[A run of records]
*-*-*

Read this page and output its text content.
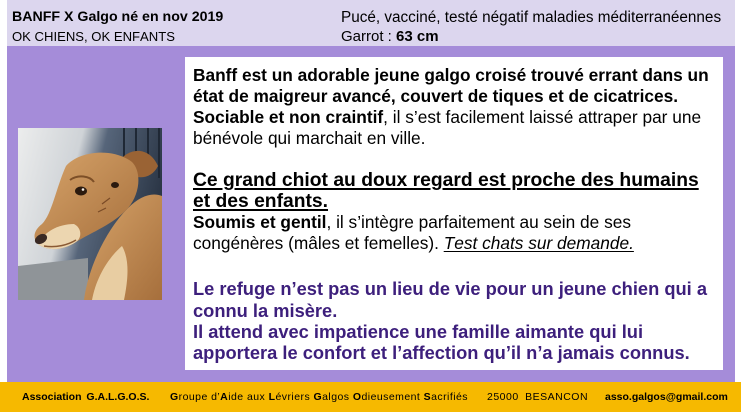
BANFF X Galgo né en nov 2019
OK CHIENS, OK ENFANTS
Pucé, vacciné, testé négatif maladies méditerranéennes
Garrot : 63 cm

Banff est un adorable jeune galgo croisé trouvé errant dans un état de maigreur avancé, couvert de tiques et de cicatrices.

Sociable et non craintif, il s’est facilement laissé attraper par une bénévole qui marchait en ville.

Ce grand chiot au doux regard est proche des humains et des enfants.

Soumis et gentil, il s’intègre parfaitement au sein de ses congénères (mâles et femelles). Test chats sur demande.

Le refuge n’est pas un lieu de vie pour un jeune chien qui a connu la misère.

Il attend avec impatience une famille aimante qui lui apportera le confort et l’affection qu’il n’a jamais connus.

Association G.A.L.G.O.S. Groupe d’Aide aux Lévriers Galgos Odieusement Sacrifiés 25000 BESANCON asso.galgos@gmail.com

*-*-*

Repeat the material exactly as it reads, without any of its pictures.

[TASK SOLUTION]:
Read this page and output its text content.
BANFF X Galgo né en nov 2019
OK CHIENS, OK ENFANTS
Pucé, vacciné, testé négatif maladies méditerranéennes
Garrot : 63 cm

Banff est un adorable jeune galgo croisé trouvé errant dans un état de maigreur avancé, couvert de tiques et de cicatrices.

Sociable et non craintif, il s’est facilement laissé attraper par une bénévole qui marchait en ville.

Ce grand chiot au doux regard est proche des humains et des enfants.

Soumis et gentil, il s’intègre parfaitement au sein de ses congénères (mâles et femelles). Test chats sur demande.

Le refuge n’est pas un lieu de vie pour un jeune chien qui a connu la misère.

Il attend avec impatience une famille aimante qui lui apportera le confort et l’affection qu’il n’a jamais connus.

Association G.A.L.G.O.S. Groupe d’Aide aux Lévriers Galgos Odieusement Sacrifiés 25000 BESANCON asso.galgos@gmail.com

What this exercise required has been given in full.